Your instructions: Output each entry verbatim and exclude every picture from it.

● ● ●

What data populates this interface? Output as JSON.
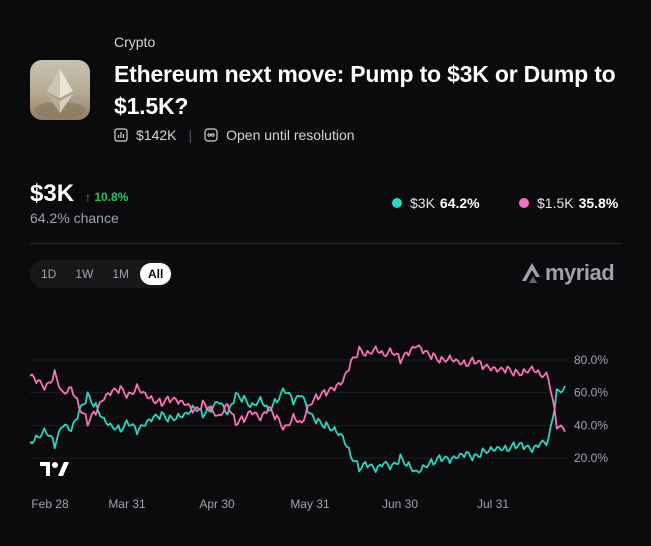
{
  "market": {
    "category": "Crypto",
    "title": "Ethereum next move: Pump to $3K or Dump to $1.5K?",
    "volume": "$142K",
    "status": "Open until resolution"
  },
  "headline": {
    "price": "$3K",
    "change": "↑ 10.8%",
    "chance": "64.2% chance"
  },
  "legend": [
    {
      "label": "$3K",
      "value": "64.2%",
      "color": "#2dd4bf"
    },
    {
      "label": "$1.5K",
      "value": "35.8%",
      "color": "#f472b6"
    }
  ],
  "ranges": [
    "1D",
    "1W",
    "1M",
    "All"
  ],
  "active_range": "All",
  "brand": "myriad",
  "chart_data": {
    "type": "line",
    "x_tick_labels": [
      "Feb 28",
      "Mar 31",
      "Apr 30",
      "May 31",
      "Jun 30",
      "Jul 31"
    ],
    "y_tick_labels": [
      "80.0%",
      "60.0%",
      "40.0%",
      "20.0%"
    ],
    "ylim": [
      0,
      100
    ],
    "series": [
      {
        "name": "$3K",
        "color": "#2dd4bf",
        "values": [
          30,
          34,
          37,
          28,
          40,
          36,
          48,
          58,
          52,
          44,
          40,
          38,
          42,
          36,
          40,
          44,
          46,
          44,
          46,
          48,
          52,
          47,
          50,
          54,
          46,
          58,
          56,
          52,
          57,
          50,
          56,
          62,
          54,
          58,
          46,
          42,
          40,
          38,
          34,
          22,
          14,
          16,
          12,
          16,
          14,
          20,
          16,
          12,
          16,
          18,
          20,
          18,
          20,
          22,
          20,
          24,
          26,
          27,
          26,
          28,
          27,
          24,
          28,
          30,
          60,
          64
        ]
      },
      {
        "name": "$1.5K",
        "color": "#f472b6",
        "values": [
          70,
          66,
          63,
          72,
          60,
          64,
          52,
          42,
          48,
          56,
          60,
          62,
          58,
          64,
          60,
          56,
          54,
          56,
          54,
          52,
          48,
          53,
          50,
          46,
          54,
          42,
          44,
          48,
          43,
          50,
          44,
          38,
          46,
          42,
          54,
          58,
          60,
          62,
          66,
          78,
          86,
          84,
          88,
          84,
          86,
          80,
          84,
          88,
          84,
          82,
          80,
          82,
          80,
          78,
          80,
          76,
          74,
          73,
          74,
          72,
          73,
          76,
          72,
          70,
          40,
          36
        ]
      }
    ]
  }
}
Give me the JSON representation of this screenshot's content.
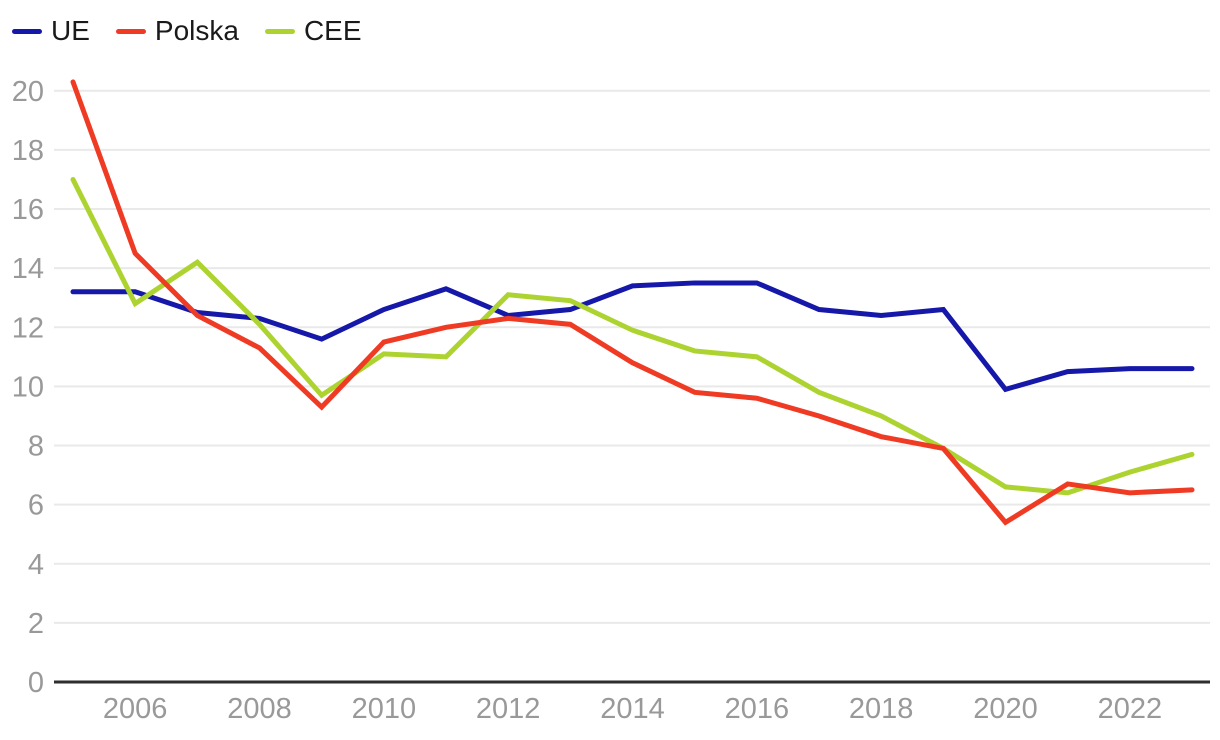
{
  "chart_data": {
    "type": "line",
    "title": "",
    "xlabel": "",
    "ylabel": "",
    "x": [
      2005,
      2006,
      2007,
      2008,
      2009,
      2010,
      2011,
      2012,
      2013,
      2014,
      2015,
      2016,
      2017,
      2018,
      2019,
      2020,
      2021,
      2022,
      2023
    ],
    "series": [
      {
        "name": "UE",
        "color": "#1518A8",
        "values": [
          13.2,
          13.2,
          12.5,
          12.3,
          11.6,
          12.6,
          13.3,
          12.4,
          12.6,
          13.4,
          13.5,
          13.5,
          12.6,
          12.4,
          12.6,
          9.9,
          10.5,
          10.6,
          10.6
        ]
      },
      {
        "name": "Polska",
        "color": "#EF3B24",
        "values": [
          20.3,
          14.5,
          12.4,
          11.3,
          9.3,
          11.5,
          12.0,
          12.3,
          12.1,
          10.8,
          9.8,
          9.6,
          9.0,
          8.3,
          7.9,
          5.4,
          6.7,
          6.4,
          6.5
        ]
      },
      {
        "name": "CEE",
        "color": "#ACD32F",
        "values": [
          17.0,
          12.8,
          14.2,
          12.1,
          9.7,
          11.1,
          11.0,
          13.1,
          12.9,
          11.9,
          11.2,
          11.0,
          9.8,
          9.0,
          7.9,
          6.6,
          6.4,
          7.1,
          7.7
        ]
      }
    ],
    "ylim": [
      0,
      20
    ],
    "ytick_step": 2,
    "yticks": [
      0,
      2,
      4,
      6,
      8,
      10,
      12,
      14,
      16,
      18,
      20
    ],
    "xticks": [
      2006,
      2008,
      2010,
      2012,
      2014,
      2016,
      2018,
      2020,
      2022
    ],
    "grid": true,
    "legend_position": "top-left",
    "draw_order": [
      0,
      2,
      1
    ]
  },
  "styles": {
    "grid_color": "#E9E9E9",
    "axis_color": "#2E2E2E",
    "tick_label_color": "#999999",
    "legend_text_color": "#1A1A1A",
    "background": "#FFFFFF"
  }
}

● ● ●

Answer for the task:
What data populates this interface? Output as JSON.
{
  "market": {
    "category": "Crypto",
    "title": "Ethereum next move: Pump to $3K or Dump to $1.5K?",
    "volume": "$142K",
    "status": "Open until resolution"
  },
  "headline": {
    "price": "$3K",
    "change": "↑ 10.8%",
    "chance": "64.2% chance"
  },
  "legend": [
    {
      "label": "$3K",
      "value": "64.2%",
      "color": "#2dd4bf"
    },
    {
      "label": "$1.5K",
      "value": "35.8%",
      "color": "#f472b6"
    }
  ],
  "ranges": [
    "1D",
    "1W",
    "1M",
    "All"
  ],
  "active_range": "All",
  "brand": "myriad",
  "chart_data": {
    "type": "line",
    "x_tick_labels": [
      "Feb 28",
      "Mar 31",
      "Apr 30",
      "May 31",
      "Jun 30",
      "Jul 31"
    ],
    "y_tick_labels": [
      "80.0%",
      "60.0%",
      "40.0%",
      "20.0%"
    ],
    "ylim": [
      0,
      100
    ],
    "series": [
      {
        "name": "$3K",
        "color": "#2dd4bf",
        "values": [
          30,
          34,
          37,
          28,
          40,
          36,
          48,
          58,
          52,
          44,
          40,
          38,
          42,
          36,
          40,
          44,
          46,
          44,
          46,
          48,
          52,
          47,
          50,
          54,
          46,
          58,
          56,
          52,
          57,
          50,
          56,
          62,
          54,
          58,
          46,
          42,
          40,
          38,
          34,
          22,
          14,
          16,
          12,
          16,
          14,
          20,
          16,
          12,
          16,
          18,
          20,
          18,
          20,
          22,
          20,
          24,
          26,
          27,
          26,
          28,
          27,
          24,
          28,
          30,
          60,
          64
        ]
      },
      {
        "name": "$1.5K",
        "color": "#f472b6",
        "values": [
          70,
          66,
          63,
          72,
          60,
          64,
          52,
          42,
          48,
          56,
          60,
          62,
          58,
          64,
          60,
          56,
          54,
          56,
          54,
          52,
          48,
          53,
          50,
          46,
          54,
          42,
          44,
          48,
          43,
          50,
          44,
          38,
          46,
          42,
          54,
          58,
          60,
          62,
          66,
          78,
          86,
          84,
          88,
          84,
          86,
          80,
          84,
          88,
          84,
          82,
          80,
          82,
          80,
          78,
          80,
          76,
          74,
          73,
          74,
          72,
          73,
          76,
          72,
          70,
          40,
          36
        ]
      }
    ]
  }
}
Give me the JSON representation of this screenshot's content.
{
  "chart_data": {
    "type": "line",
    "title": "",
    "xlabel": "",
    "ylabel": "",
    "x": [
      2005,
      2006,
      2007,
      2008,
      2009,
      2010,
      2011,
      2012,
      2013,
      2014,
      2015,
      2016,
      2017,
      2018,
      2019,
      2020,
      2021,
      2022,
      2023
    ],
    "series": [
      {
        "name": "UE",
        "color": "#1518A8",
        "values": [
          13.2,
          13.2,
          12.5,
          12.3,
          11.6,
          12.6,
          13.3,
          12.4,
          12.6,
          13.4,
          13.5,
          13.5,
          12.6,
          12.4,
          12.6,
          9.9,
          10.5,
          10.6,
          10.6
        ]
      },
      {
        "name": "Polska",
        "color": "#EF3B24",
        "values": [
          20.3,
          14.5,
          12.4,
          11.3,
          9.3,
          11.5,
          12.0,
          12.3,
          12.1,
          10.8,
          9.8,
          9.6,
          9.0,
          8.3,
          7.9,
          5.4,
          6.7,
          6.4,
          6.5
        ]
      },
      {
        "name": "CEE",
        "color": "#ACD32F",
        "values": [
          17.0,
          12.8,
          14.2,
          12.1,
          9.7,
          11.1,
          11.0,
          13.1,
          12.9,
          11.9,
          11.2,
          11.0,
          9.8,
          9.0,
          7.9,
          6.6,
          6.4,
          7.1,
          7.7
        ]
      }
    ],
    "ylim": [
      0,
      20
    ],
    "ytick_step": 2,
    "yticks": [
      0,
      2,
      4,
      6,
      8,
      10,
      12,
      14,
      16,
      18,
      20
    ],
    "xticks": [
      2006,
      2008,
      2010,
      2012,
      2014,
      2016,
      2018,
      2020,
      2022
    ],
    "grid": true,
    "legend_position": "top-left",
    "draw_order": [
      0,
      2,
      1
    ]
  },
  "styles": {
    "grid_color": "#E9E9E9",
    "axis_color": "#2E2E2E",
    "tick_label_color": "#999999",
    "legend_text_color": "#1A1A1A",
    "background": "#FFFFFF"
  }
}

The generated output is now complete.